**WHAT TO WORK ON:**
Rewrite all the records with every "Sky Blue" replaced by "Light Blue", keeping everything else the same, and omit the pictures.

^^^^^^^^

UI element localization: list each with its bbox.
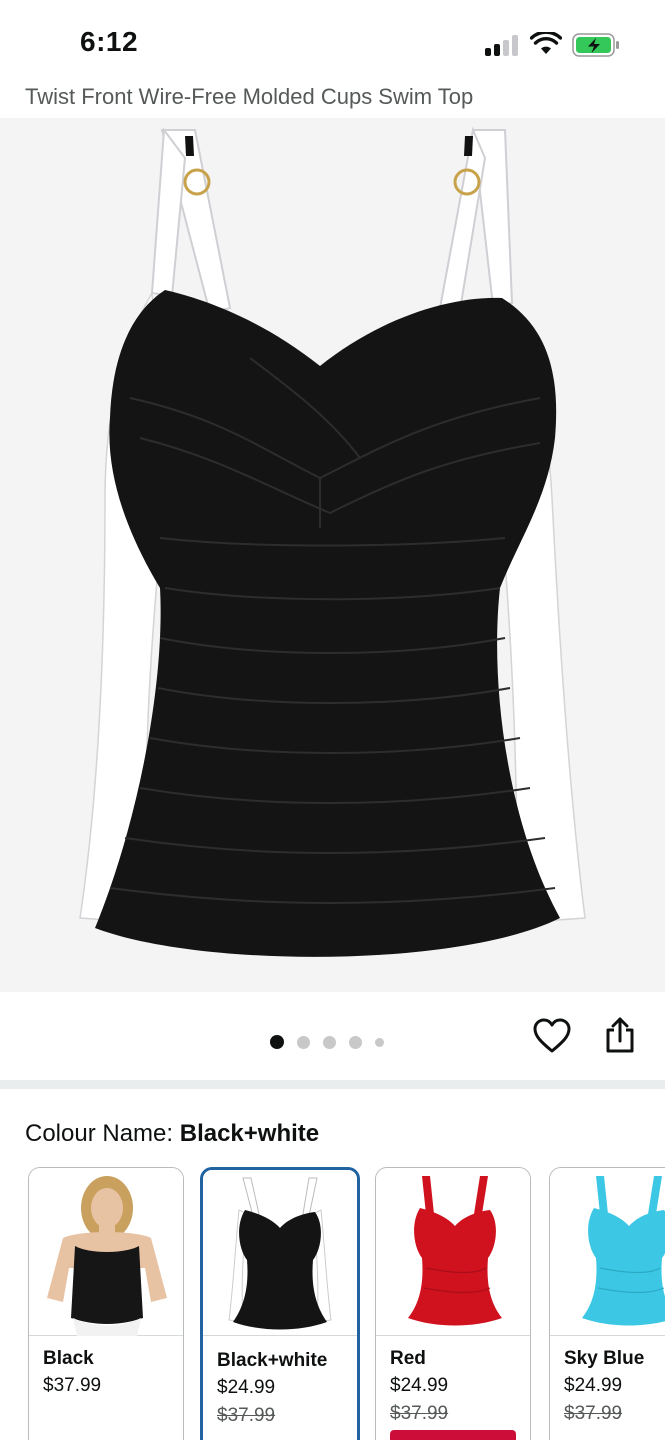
wifi-icon xyxy=(530,32,562,54)
status-time: 6:12 xyxy=(80,26,139,57)
swatch-image xyxy=(203,1170,357,1336)
carousel-dot[interactable] xyxy=(323,1035,336,1049)
swatch-price: $24.99 xyxy=(217,1377,276,1398)
swatch-was-price: $37.99 xyxy=(390,1403,449,1424)
swatch-name: Black xyxy=(43,1348,94,1369)
swatch-image xyxy=(29,1168,183,1336)
swatch-image xyxy=(550,1168,665,1336)
swatch-price: $24.99 xyxy=(564,1375,623,1396)
share-icon[interactable] xyxy=(603,1016,637,1054)
swatch-product-image xyxy=(408,1176,502,1326)
carousel-dot[interactable] xyxy=(270,1035,284,1049)
carousel-dot[interactable] xyxy=(375,1037,384,1047)
product-title: Twist Front Wire-Free Molded Cups Swim T… xyxy=(25,84,474,109)
swatch-was-price: $37.99 xyxy=(564,1403,623,1424)
swatch-product-image xyxy=(582,1176,665,1326)
swatch-was-price: $37.99 xyxy=(217,1405,276,1426)
swatch-model-image xyxy=(47,1176,167,1336)
image-controls xyxy=(0,992,665,1080)
swatch-black-white[interactable]: Black+white $24.99 $37.99 xyxy=(200,1167,360,1440)
status-bar: 6:12 xyxy=(0,0,665,80)
swatch-name: Sky Blue xyxy=(564,1348,645,1369)
swatch-product-image xyxy=(228,1177,332,1330)
carousel-dots[interactable] xyxy=(270,1034,397,1050)
swatch-price: $24.99 xyxy=(390,1375,449,1396)
carousel-dot[interactable] xyxy=(297,1035,310,1049)
swatch-price: $37.99 xyxy=(43,1375,102,1396)
swatch-sky-blue[interactable]: Sky Blue $24.99 $37.99 xyxy=(549,1167,665,1440)
colour-label: Colour Name: Black+white xyxy=(25,1120,319,1148)
section-divider xyxy=(0,1080,665,1089)
product-image xyxy=(79,126,586,957)
product-image-carousel[interactable] xyxy=(0,118,665,992)
signal-icon xyxy=(485,34,519,56)
swatch-name: Red xyxy=(390,1348,426,1369)
colour-selected-value: Black+white xyxy=(179,1120,320,1147)
deal-badge xyxy=(390,1430,516,1440)
swatch-black[interactable]: Black $37.99 xyxy=(28,1167,184,1440)
colour-label-prefix: Colour Name: xyxy=(25,1120,180,1147)
heart-icon[interactable] xyxy=(533,1018,571,1054)
swatch-image xyxy=(376,1168,530,1336)
carousel-dot[interactable] xyxy=(349,1035,362,1049)
swatch-red[interactable]: Red $24.99 $37.99 xyxy=(375,1167,531,1440)
battery-charging-icon xyxy=(572,33,619,57)
colour-swatch-list: Black $37.99 Black+white $24.99 $37.99 R… xyxy=(0,1167,665,1440)
swatch-name: Black+white xyxy=(217,1350,328,1371)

^^^^^^^^

**FINAL RESULT:**
UI element localization: list each with its bbox.
wifi-icon xyxy=(530,32,562,54)
status-time: 6:12 xyxy=(80,26,139,57)
swatch-image xyxy=(203,1170,357,1336)
carousel-dot[interactable] xyxy=(323,1035,336,1049)
swatch-price: $24.99 xyxy=(217,1377,276,1398)
swatch-was-price: $37.99 xyxy=(390,1403,449,1424)
swatch-name: Black xyxy=(43,1348,94,1369)
swatch-image xyxy=(29,1168,183,1336)
swatch-image xyxy=(550,1168,665,1336)
swatch-price: $24.99 xyxy=(564,1375,623,1396)
share-icon[interactable] xyxy=(603,1016,637,1054)
swatch-product-image xyxy=(408,1176,502,1326)
carousel-dot[interactable] xyxy=(270,1035,284,1049)
carousel-dot[interactable] xyxy=(375,1037,384,1047)
product-title: Twist Front Wire-Free Molded Cups Swim T… xyxy=(25,84,474,109)
swatch-was-price: $37.99 xyxy=(564,1403,623,1424)
swatch-product-image xyxy=(582,1176,665,1326)
swatch-was-price: $37.99 xyxy=(217,1405,276,1426)
swatch-model-image xyxy=(47,1176,167,1336)
image-controls xyxy=(0,992,665,1080)
swatch-black-white[interactable]: Black+white $24.99 $37.99 xyxy=(200,1167,360,1440)
status-bar: 6:12 xyxy=(0,0,665,80)
swatch-name: Light Blue xyxy=(564,1348,645,1369)
swatch-product-image xyxy=(228,1177,332,1330)
carousel-dots[interactable] xyxy=(270,1034,397,1050)
swatch-price: $24.99 xyxy=(390,1375,449,1396)
carousel-dot[interactable] xyxy=(297,1035,310,1049)
swatch-price: $37.99 xyxy=(43,1375,102,1396)
swatch-sky-blue[interactable]: Light Blue $24.99 $37.99 xyxy=(549,1167,665,1440)
colour-label: Colour Name: Black+white xyxy=(25,1120,319,1148)
section-divider xyxy=(0,1080,665,1089)
product-image xyxy=(79,126,586,957)
product-image-carousel[interactable] xyxy=(0,118,665,992)
signal-icon xyxy=(485,34,519,56)
swatch-name: Red xyxy=(390,1348,426,1369)
colour-selected-value: Black+white xyxy=(179,1120,320,1147)
deal-badge xyxy=(390,1430,516,1440)
swatch-black[interactable]: Black $37.99 xyxy=(28,1167,184,1440)
colour-label-prefix: Colour Name: xyxy=(25,1120,180,1147)
heart-icon[interactable] xyxy=(533,1018,571,1054)
swatch-image xyxy=(376,1168,530,1336)
carousel-dot[interactable] xyxy=(349,1035,362,1049)
swatch-red[interactable]: Red $24.99 $37.99 xyxy=(375,1167,531,1440)
battery-charging-icon xyxy=(572,33,619,57)
colour-swatch-list: Black $37.99 Black+white $24.99 $37.99 R… xyxy=(0,1167,665,1440)
swatch-name: Black+white xyxy=(217,1350,328,1371)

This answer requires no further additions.